What is being asked: Switch "marker-diamond" to "marker-rhombus" in the rows from the line with "band-inner-bin <box>623 633 635 957</box>" to the line with "band-inner-bin <box>550 633 562 957</box>". Give back only those lines, with nothing else changed.

%%

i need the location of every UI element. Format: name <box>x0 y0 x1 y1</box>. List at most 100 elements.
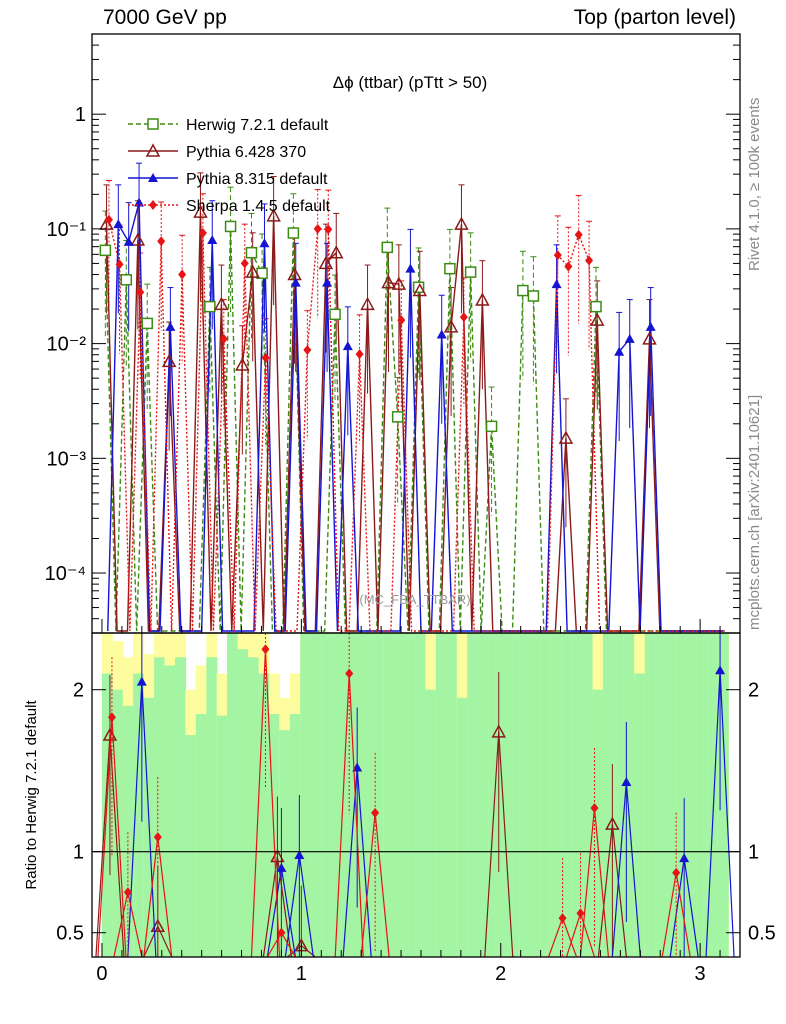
band-inner-bin <box>623 633 635 957</box>
ratio-line-segment <box>298 854 314 958</box>
band-inner-bin <box>206 657 218 957</box>
marker-triangle-open <box>245 264 260 278</box>
marker-diamond <box>564 261 573 272</box>
band-inner-bin <box>676 633 688 957</box>
band-inner-bin <box>602 633 614 957</box>
marker-triangle <box>624 333 635 343</box>
ratio-y-tick-label: 1 <box>748 842 759 864</box>
marker-diamond <box>371 807 380 818</box>
marker-diamond <box>136 287 145 298</box>
ratio-y-tick-label: 1 <box>73 842 84 864</box>
ratio-line-segment <box>360 812 376 958</box>
marker-square <box>329 308 341 321</box>
ratio-line-segment <box>561 917 578 958</box>
ratio-line-segment <box>250 649 267 958</box>
marker-triangle-open <box>235 357 250 371</box>
ratio-points <box>95 633 735 958</box>
marker-triangle <box>621 777 632 787</box>
band-inner-bin <box>550 633 562 957</box>
band-inner-bin <box>519 633 531 957</box>
band-inner-bin <box>644 633 656 957</box>
band-inner-bin <box>561 633 573 957</box>
marker-triangle-open <box>475 292 490 306</box>
marker-square <box>99 244 112 257</box>
marker-square <box>287 227 300 239</box>
band-inner-bin <box>101 673 113 957</box>
marker-diamond <box>261 644 270 655</box>
band-inner-bin <box>592 689 604 957</box>
ratio-line-segment <box>111 717 127 958</box>
marker-triangle-open <box>266 208 281 222</box>
marker-square <box>204 300 216 313</box>
marker-square <box>391 411 404 423</box>
marker-diamond <box>459 312 468 323</box>
band-inner-bin <box>613 633 625 957</box>
marker-square <box>224 220 237 233</box>
band-inner-bin <box>373 633 385 957</box>
ratio-uncertainty-bands <box>101 633 729 957</box>
x-tick-label: 2 <box>495 963 506 985</box>
marker-diamond <box>198 228 207 239</box>
chart-title: Δϕ (ttbar) (pTtt > 50) <box>333 73 488 92</box>
marker-diamond <box>261 352 270 363</box>
ratio-line-segment <box>348 673 364 958</box>
marker-triangle-open <box>193 204 208 218</box>
band-inner-bin <box>415 633 427 957</box>
ratio-line-segment <box>611 781 627 958</box>
ratio-y-axis-label: Ratio to Herwig 7.2.1 default <box>23 700 40 890</box>
marker-square <box>141 317 153 330</box>
band-inner-bin <box>300 633 312 957</box>
x-tick-label: 0 <box>96 963 107 985</box>
marker-diamond <box>397 315 406 326</box>
band-inner-bin <box>216 715 228 957</box>
marker-triangle <box>436 329 447 339</box>
marker-triangle <box>679 853 690 863</box>
ratio-line-segment <box>264 649 281 958</box>
marker-triangle-open <box>318 255 334 270</box>
marker-triangle-open <box>605 816 620 830</box>
marker-diamond <box>672 867 681 878</box>
ratio-line-segment <box>661 872 677 958</box>
series-lines <box>104 202 725 632</box>
band-inner-bin <box>696 633 708 957</box>
marker-triangle <box>551 279 562 289</box>
plot-frame <box>91 33 741 958</box>
marker-triangle <box>715 665 726 675</box>
marker-triangle-open <box>161 353 177 368</box>
marker-triangle-open <box>328 245 344 259</box>
band-inner-bin <box>185 735 197 957</box>
marker-triangle <box>322 277 333 287</box>
marker-diamond <box>153 832 162 843</box>
marker-triangle <box>259 238 270 248</box>
band-inner-bin <box>488 633 500 957</box>
marker-square <box>381 241 394 254</box>
marker-triangle-open <box>642 331 657 345</box>
ratio-line-segment <box>276 856 293 958</box>
ratio-line-segment <box>484 731 500 958</box>
marker-diamond <box>277 927 286 938</box>
marker-diamond <box>574 229 583 240</box>
legend: Herwig 7.2.1 default Pythia 6.428 370 Pyth… <box>128 117 331 215</box>
marker-square <box>517 284 529 297</box>
band-inner-bin <box>655 633 667 957</box>
ratio-line-segment <box>597 824 613 958</box>
band-inner-bin <box>383 633 395 957</box>
band-inner-bin <box>571 633 583 957</box>
band-inner-bin <box>289 714 301 957</box>
marker-diamond <box>157 236 166 247</box>
marker-triangle-open <box>589 312 605 326</box>
ratio-line-segment <box>266 932 282 958</box>
marker-square <box>120 274 133 286</box>
ratio-line-segment <box>625 781 641 958</box>
ratio-line-segment <box>97 717 113 958</box>
band-inner-bin <box>227 633 239 957</box>
ratio-line-segment <box>284 854 300 958</box>
ratio-line-segment <box>579 807 596 958</box>
marker-triangle <box>294 849 305 859</box>
band-inner-bin <box>310 633 322 957</box>
marker-triangle <box>342 341 353 351</box>
ratio-line-segment <box>157 837 173 958</box>
ratio-line-segment <box>498 731 514 958</box>
ratio-y-tick-label: 0.5 <box>748 923 776 945</box>
band-inner-bin <box>404 633 416 957</box>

%%

Written answer:
band-inner-bin <box>623 633 635 957</box>
ratio-line-segment <box>298 854 314 958</box>
band-inner-bin <box>206 657 218 957</box>
marker-triangle-open <box>245 264 260 278</box>
marker-rhombus <box>564 261 573 272</box>
band-inner-bin <box>676 633 688 957</box>
band-inner-bin <box>602 633 614 957</box>
marker-triangle <box>624 333 635 343</box>
ratio-y-tick-label: 1 <box>748 842 759 864</box>
marker-rhombus <box>371 807 380 818</box>
marker-rhombus <box>136 287 145 298</box>
ratio-y-tick-label: 1 <box>73 842 84 864</box>
ratio-line-segment <box>360 812 376 958</box>
marker-square <box>329 308 341 321</box>
ratio-line-segment <box>561 917 578 958</box>
ratio-line-segment <box>250 649 267 958</box>
marker-triangle-open <box>235 357 250 371</box>
ratio-points <box>95 633 735 958</box>
marker-triangle <box>621 777 632 787</box>
band-inner-bin <box>550 633 562 957</box>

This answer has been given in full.